WORK TO COMPLETE: Show all lines below holding the string "JSON".

RECORDS:
>>>

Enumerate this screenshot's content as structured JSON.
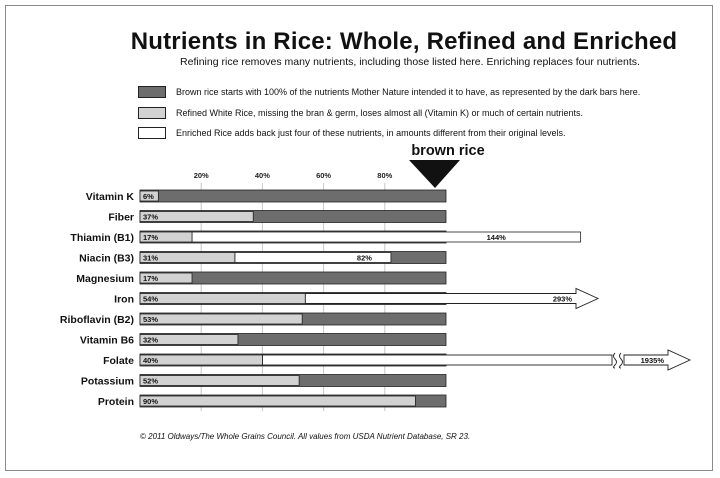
{
  "title": "Nutrients in Rice: Whole, Refined and Enriched",
  "subtitle": "Refining rice removes many nutrients, including those listed here. Enriching replaces four nutrients.",
  "legend": [
    {
      "text": "Brown rice starts with 100% of the nutrients Mother Nature intended it to have, as represented by the dark bars here.",
      "color": "#6d6d6d"
    },
    {
      "text": "Refined White Rice, missing the bran & germ, loses almost all (Vitamin K) or much of certain nutrients.",
      "color": "#d2d2d2"
    },
    {
      "text": "Enriched Rice adds back just four of these nutrients, in amounts different from their original levels.",
      "color": "#ffffff"
    }
  ],
  "brown_rice_label": "brown rice",
  "footnote": "© 2011 Oldways/The Whole Grains Council.  All values from USDA Nutrient Database, SR 23.",
  "colors": {
    "brown": "#6d6d6d",
    "refined": "#d2d2d2",
    "enriched": "#ffffff",
    "outline": "#222222"
  },
  "chart_data": {
    "type": "bar",
    "orientation": "horizontal",
    "x_ticks": [
      "20%",
      "40%",
      "60%",
      "80%"
    ],
    "x_tick_values": [
      20,
      40,
      60,
      80
    ],
    "categories": [
      "Vitamin K",
      "Fiber",
      "Thiamin (B1)",
      "Niacin (B3)",
      "Magnesium",
      "Iron",
      "Riboflavin (B2)",
      "Vitamin B6",
      "Folate",
      "Potassium",
      "Protein"
    ],
    "series": [
      {
        "name": "Brown rice",
        "values": [
          100,
          100,
          100,
          100,
          100,
          100,
          100,
          100,
          100,
          100,
          100
        ]
      },
      {
        "name": "Refined White Rice",
        "values": [
          6,
          37,
          17,
          31,
          17,
          54,
          53,
          32,
          40,
          52,
          90
        ]
      },
      {
        "name": "Enriched Rice",
        "values": [
          null,
          null,
          144,
          82,
          null,
          293,
          null,
          null,
          1935,
          null,
          null
        ]
      }
    ],
    "refined_labels": [
      "6%",
      "37%",
      "17%",
      "31%",
      "17%",
      "54%",
      "53%",
      "32%",
      "40%",
      "52%",
      "90%"
    ],
    "enriched_labels": [
      null,
      null,
      "144%",
      "82%",
      null,
      "293%",
      null,
      null,
      "1935%",
      null,
      null
    ],
    "broken_axis_categories": [
      "Folate"
    ],
    "arrow_categories": [
      "Iron",
      "Folate"
    ],
    "grid": true
  }
}
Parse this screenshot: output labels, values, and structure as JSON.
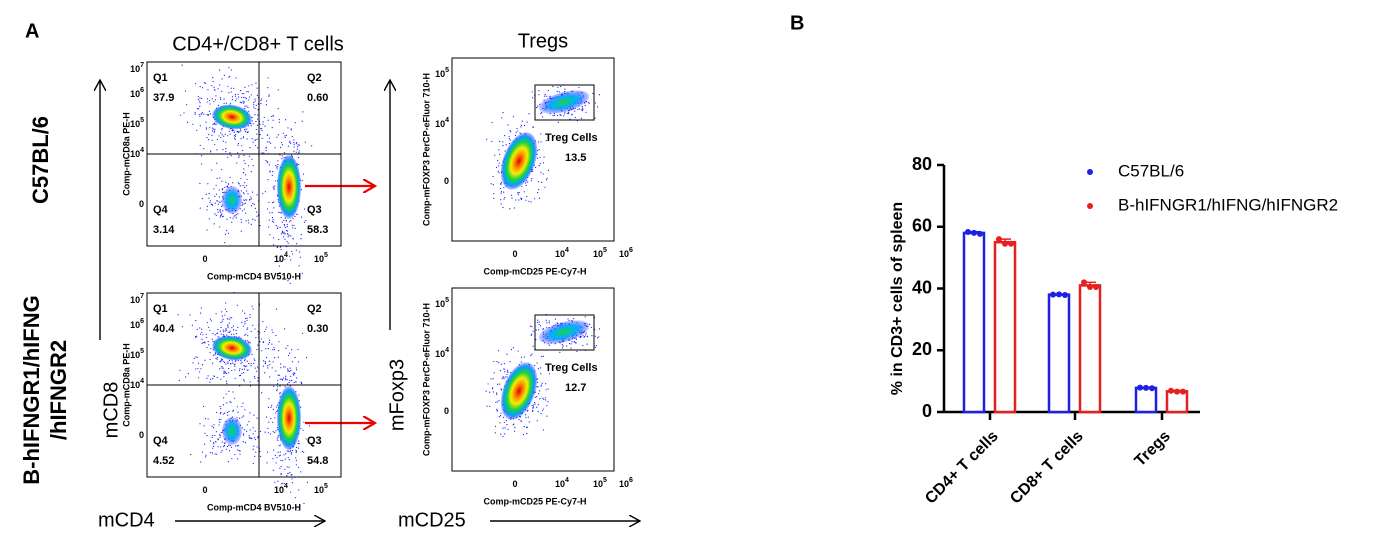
{
  "panel_a": {
    "label": "A",
    "column_titles": [
      "CD4+/CD8+ T cells",
      "Tregs"
    ],
    "axis_titles": {
      "cd8": "mCD8",
      "cd4": "mCD4",
      "foxp3": "mFoxp3",
      "cd25": "mCD25"
    },
    "cd_plot": {
      "ylabel": "Comp-mCD8a PE-H",
      "xlabel": "Comp-mCD4 BV510-H",
      "yticks": [
        {
          "base": "10",
          "exp": "7"
        },
        {
          "base": "10",
          "exp": "6"
        },
        {
          "base": "10",
          "exp": "5"
        },
        {
          "base": "10",
          "exp": "4"
        },
        {
          "label": "0"
        }
      ],
      "xticks": [
        {
          "label": "0"
        },
        {
          "base": "10",
          "exp": "4"
        },
        {
          "base": "10",
          "exp": "5"
        }
      ]
    },
    "treg_plot": {
      "ylabel": "Comp-mFOXP3 PerCP-eFluor 710-H",
      "xlabel": "Comp-mCD25 PE-Cy7-H",
      "gate": "Treg Cells",
      "yticks": [
        {
          "base": "10",
          "exp": "5"
        },
        {
          "base": "10",
          "exp": "4"
        },
        {
          "label": "0"
        }
      ],
      "xticks": [
        {
          "label": "0"
        },
        {
          "base": "10",
          "exp": "4"
        },
        {
          "base": "10",
          "exp": "5"
        },
        {
          "base": "10",
          "exp": "6"
        }
      ]
    },
    "rows": [
      {
        "label_lines": [
          "C57BL/6"
        ],
        "quadrants": [
          {
            "name": "Q1",
            "value": "37.9"
          },
          {
            "name": "Q2",
            "value": "0.60"
          },
          {
            "name": "Q4",
            "value": "3.14"
          },
          {
            "name": "Q3",
            "value": "58.3"
          }
        ],
        "treg": "13.5"
      },
      {
        "label_lines": [
          "B-hIFNGR1/hIFNG",
          "/hIFNGR2"
        ],
        "quadrants": [
          {
            "name": "Q1",
            "value": "40.4"
          },
          {
            "name": "Q2",
            "value": "0.30"
          },
          {
            "name": "Q4",
            "value": "4.52"
          },
          {
            "name": "Q3",
            "value": "54.8"
          }
        ],
        "treg": "12.7"
      }
    ]
  },
  "chart_data": {
    "type": "bar",
    "panel_label": "B",
    "ylabel": "% in CD3+ cells of spleen",
    "categories": [
      "CD4+ T cells",
      "CD8+ T cells",
      "Tregs"
    ],
    "series": [
      {
        "name": "C57BL/6",
        "color": "#1f1fe6",
        "values": [
          58,
          38,
          7.8
        ],
        "errors": [
          0.4,
          0.2,
          0.2
        ],
        "points": [
          [
            58.3,
            58,
            57.7
          ],
          [
            38,
            38.1,
            37.9
          ],
          [
            7.9,
            7.8,
            7.7
          ]
        ]
      },
      {
        "name": "B-hIFNGR1/hIFNG/hIFNGR2",
        "color": "#e61f1f",
        "values": [
          55,
          41,
          6.7
        ],
        "errors": [
          1,
          1,
          0.3
        ],
        "points": [
          [
            56,
            54.5,
            54.5
          ],
          [
            42,
            40.5,
            40.5
          ],
          [
            6.9,
            6.6,
            6.6
          ]
        ]
      }
    ],
    "ylim": [
      0,
      80
    ],
    "yticks": [
      0,
      20,
      40,
      60,
      80
    ]
  }
}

<<<

OUTPUT OF THE EXERCISE:
Enumerate this screenshot's content as structured JSON.
Parse this screenshot: output labels, values, and structure as JSON.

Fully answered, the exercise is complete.